======== Material ========

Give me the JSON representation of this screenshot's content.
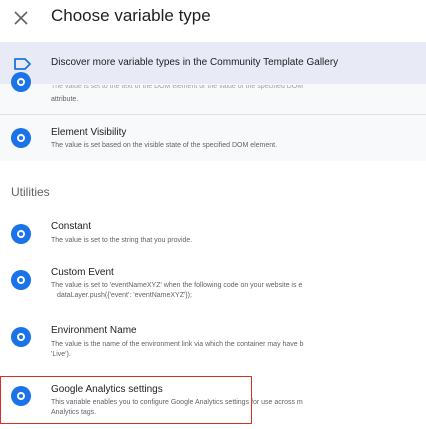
{
  "header": {
    "title": "Choose variable type"
  },
  "gallery": {
    "label": "Discover more variable types in the Community Template Gallery"
  },
  "partial_item": {
    "desc_top": "The value is set to the text of the DOM element or the value of the specified DOM",
    "desc_bottom": "attribute."
  },
  "element_visibility": {
    "title": "Element Visibility",
    "desc": "The value is set based on the visible state of the specified DOM element."
  },
  "utilities": {
    "heading": "Utilities",
    "items": [
      {
        "title": "Constant",
        "desc_lines": [
          "The value is set to the string that you provide."
        ]
      },
      {
        "title": "Custom Event",
        "desc_lines": [
          "The value is set to 'eventNameXYZ' when the following code on your website is e",
          "dataLayer.push({'event': 'eventNameXYZ'});"
        ]
      },
      {
        "title": "Environment Name",
        "desc_lines": [
          "The value is the name of the environment link via which the container may have b",
          "'Live')."
        ]
      },
      {
        "title": "Google Analytics settings",
        "desc_lines": [
          "This variable enables you to configure Google Analytics settings for use across m",
          "Analytics tags."
        ]
      }
    ]
  },
  "colors": {
    "accent": "#1a73e8",
    "banner_bg": "#e8eaf6",
    "highlight": "#d93025"
  }
}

========

◆ **What to produce**
Copy all lines above containing the string "Google".

◆ **Task answer**
        "title": "Google Analytics settings",
          "This variable enables you to configure Google Analytics settings for use across m",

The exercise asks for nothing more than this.